** start **

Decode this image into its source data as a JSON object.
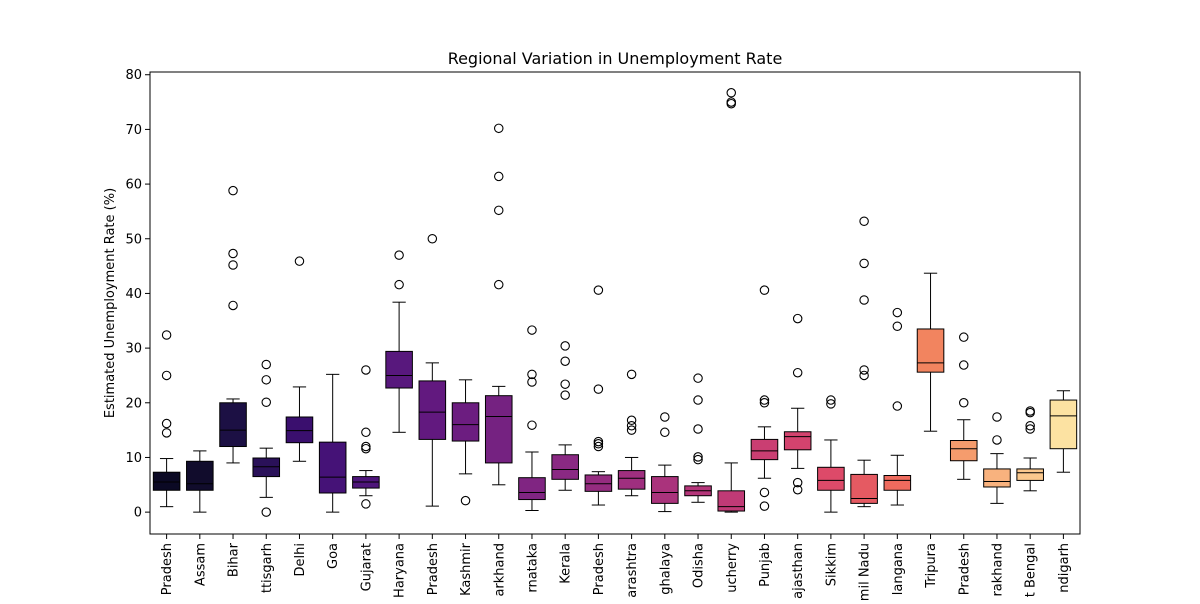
{
  "chart_data": {
    "type": "box",
    "title": "Regional Variation in Unemployment Rate",
    "xlabel": "",
    "ylabel": "Estimated Unemployment Rate (%)",
    "ylim": [
      -4,
      80.5
    ],
    "yticks": [
      0,
      10,
      20,
      30,
      40,
      50,
      60,
      70,
      80
    ],
    "grid": false,
    "categories": [
      "Andhra Pradesh",
      "Assam",
      "Bihar",
      "Chhattisgarh",
      "Delhi",
      "Goa",
      "Gujarat",
      "Haryana",
      "Himachal Pradesh",
      "Jammu & Kashmir",
      "Jharkhand",
      "Karnataka",
      "Kerala",
      "Madhya Pradesh",
      "Maharashtra",
      "Meghalaya",
      "Odisha",
      "Puducherry",
      "Punjab",
      "Rajasthan",
      "Sikkim",
      "Tamil Nadu",
      "Telangana",
      "Tripura",
      "Uttar Pradesh",
      "Uttarakhand",
      "West Bengal",
      "Chandigarh"
    ],
    "tick_labels": [
      "Pradesh",
      "Assam",
      "Bihar",
      "ttisgarh",
      "Delhi",
      "Goa",
      "Gujarat",
      "Haryana",
      "Pradesh",
      "Kashmir",
      "arkhand",
      "rnataka",
      "Kerala",
      "Pradesh",
      "arashtra",
      "ghalaya",
      "Odisha",
      "ucherry",
      "Punjab",
      "ajasthan",
      "Sikkim",
      "mil Nadu",
      "langana",
      "Tripura",
      "Pradesh",
      "rakhand",
      "t Bengal",
      "ndigarh"
    ],
    "colors": [
      "#0b0924",
      "#110c2c",
      "#1c1044",
      "#2a1159",
      "#3a0f6e",
      "#451277",
      "#4e157a",
      "#58187d",
      "#62197f",
      "#6c1d80",
      "#752281",
      "#802582",
      "#8a2983",
      "#952c80",
      "#9f2f7f",
      "#aa337c",
      "#b5367a",
      "#c03a76",
      "#ca3e72",
      "#d3436e",
      "#dd4a69",
      "#e55a62",
      "#ee6b5e",
      "#f2845f",
      "#f59c6d",
      "#f8b27e",
      "#fbc98e",
      "#fce2a2"
    ],
    "boxes": [
      {
        "whisker_low": 1.0,
        "q1": 4.0,
        "median": 5.5,
        "q3": 7.3,
        "whisker_high": 9.8,
        "outliers": [
          14.5,
          16.2,
          25.0,
          32.4
        ]
      },
      {
        "whisker_low": 0.0,
        "q1": 4.0,
        "median": 5.2,
        "q3": 9.3,
        "whisker_high": 11.2,
        "outliers": []
      },
      {
        "whisker_low": 9.0,
        "q1": 12.0,
        "median": 15.0,
        "q3": 20.0,
        "whisker_high": 20.7,
        "outliers": [
          37.8,
          45.2,
          47.3,
          58.8
        ]
      },
      {
        "whisker_low": 2.7,
        "q1": 6.5,
        "median": 8.3,
        "q3": 9.9,
        "whisker_high": 11.7,
        "outliers": [
          0.0,
          20.1,
          24.2,
          27.0
        ]
      },
      {
        "whisker_low": 9.3,
        "q1": 12.7,
        "median": 14.9,
        "q3": 17.4,
        "whisker_high": 22.9,
        "outliers": [
          45.9
        ]
      },
      {
        "whisker_low": 0.0,
        "q1": 3.5,
        "median": 6.4,
        "q3": 12.8,
        "whisker_high": 25.2,
        "outliers": []
      },
      {
        "whisker_low": 3.0,
        "q1": 4.4,
        "median": 5.5,
        "q3": 6.5,
        "whisker_high": 7.6,
        "outliers": [
          1.5,
          11.6,
          12.0,
          14.6,
          26.0
        ]
      },
      {
        "whisker_low": 14.6,
        "q1": 22.7,
        "median": 25.0,
        "q3": 29.4,
        "whisker_high": 38.4,
        "outliers": [
          41.6,
          47.0
        ]
      },
      {
        "whisker_low": 1.1,
        "q1": 13.3,
        "median": 18.3,
        "q3": 24.0,
        "whisker_high": 27.3,
        "outliers": [
          50.0
        ]
      },
      {
        "whisker_low": 7.0,
        "q1": 13.0,
        "median": 16.0,
        "q3": 20.0,
        "whisker_high": 24.2,
        "outliers": [
          2.1
        ]
      },
      {
        "whisker_low": 5.0,
        "q1": 9.0,
        "median": 17.5,
        "q3": 21.3,
        "whisker_high": 23.0,
        "outliers": [
          41.6,
          55.2,
          61.4,
          70.2
        ]
      },
      {
        "whisker_low": 0.3,
        "q1": 2.3,
        "median": 3.6,
        "q3": 6.3,
        "whisker_high": 11.0,
        "outliers": [
          15.9,
          23.8,
          25.2,
          33.3
        ]
      },
      {
        "whisker_low": 4.0,
        "q1": 6.0,
        "median": 7.8,
        "q3": 10.5,
        "whisker_high": 12.3,
        "outliers": [
          21.4,
          23.4,
          27.6,
          30.4
        ]
      },
      {
        "whisker_low": 1.3,
        "q1": 3.8,
        "median": 5.2,
        "q3": 6.8,
        "whisker_high": 7.4,
        "outliers": [
          12.0,
          12.5,
          12.9,
          22.5,
          40.6
        ]
      },
      {
        "whisker_low": 3.0,
        "q1": 4.2,
        "median": 6.2,
        "q3": 7.6,
        "whisker_high": 10.0,
        "outliers": [
          15.0,
          15.8,
          16.8,
          25.2
        ]
      },
      {
        "whisker_low": 0.1,
        "q1": 1.6,
        "median": 3.6,
        "q3": 6.5,
        "whisker_high": 8.6,
        "outliers": [
          14.6,
          17.4
        ]
      },
      {
        "whisker_low": 1.8,
        "q1": 3.0,
        "median": 3.9,
        "q3": 4.8,
        "whisker_high": 5.4,
        "outliers": [
          9.6,
          10.1,
          15.2,
          20.5,
          24.5
        ]
      },
      {
        "whisker_low": 0.0,
        "q1": 0.2,
        "median": 1.0,
        "q3": 3.9,
        "whisker_high": 9.0,
        "outliers": [
          74.7,
          75.0,
          76.7
        ]
      },
      {
        "whisker_low": 6.2,
        "q1": 9.6,
        "median": 11.2,
        "q3": 13.3,
        "whisker_high": 15.6,
        "outliers": [
          1.1,
          3.6,
          20.0,
          20.5,
          40.6
        ]
      },
      {
        "whisker_low": 8.0,
        "q1": 11.4,
        "median": 13.8,
        "q3": 14.7,
        "whisker_high": 19.0,
        "outliers": [
          4.1,
          5.4,
          25.5,
          35.4
        ]
      },
      {
        "whisker_low": 0.0,
        "q1": 4.0,
        "median": 5.8,
        "q3": 8.2,
        "whisker_high": 13.2,
        "outliers": [
          19.8,
          20.5
        ]
      },
      {
        "whisker_low": 1.0,
        "q1": 1.6,
        "median": 2.5,
        "q3": 6.9,
        "whisker_high": 9.5,
        "outliers": [
          25.0,
          26.0,
          38.8,
          45.5,
          53.2
        ]
      },
      {
        "whisker_low": 1.3,
        "q1": 4.0,
        "median": 5.8,
        "q3": 6.7,
        "whisker_high": 10.4,
        "outliers": [
          19.4,
          34.0,
          36.5
        ]
      },
      {
        "whisker_low": 14.8,
        "q1": 25.6,
        "median": 27.3,
        "q3": 33.5,
        "whisker_high": 43.7,
        "outliers": []
      },
      {
        "whisker_low": 6.0,
        "q1": 9.4,
        "median": 11.6,
        "q3": 13.1,
        "whisker_high": 16.9,
        "outliers": [
          20.0,
          26.9,
          32.0
        ]
      },
      {
        "whisker_low": 1.6,
        "q1": 4.6,
        "median": 5.6,
        "q3": 7.9,
        "whisker_high": 10.7,
        "outliers": [
          13.2,
          17.4
        ]
      },
      {
        "whisker_low": 3.9,
        "q1": 5.8,
        "median": 7.2,
        "q3": 7.9,
        "whisker_high": 9.9,
        "outliers": [
          15.2,
          15.8,
          18.2,
          18.5
        ]
      },
      {
        "whisker_low": 7.3,
        "q1": 11.6,
        "median": 17.6,
        "q3": 20.5,
        "whisker_high": 22.2,
        "outliers": []
      }
    ]
  }
}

** end **

Go through the data and gather every line that holds "Unemployment".

▶ WORKED ANSWER:
    "title": "Regional Variation in Unemployment Rate",
    "ylabel": "Estimated Unemployment Rate (%)",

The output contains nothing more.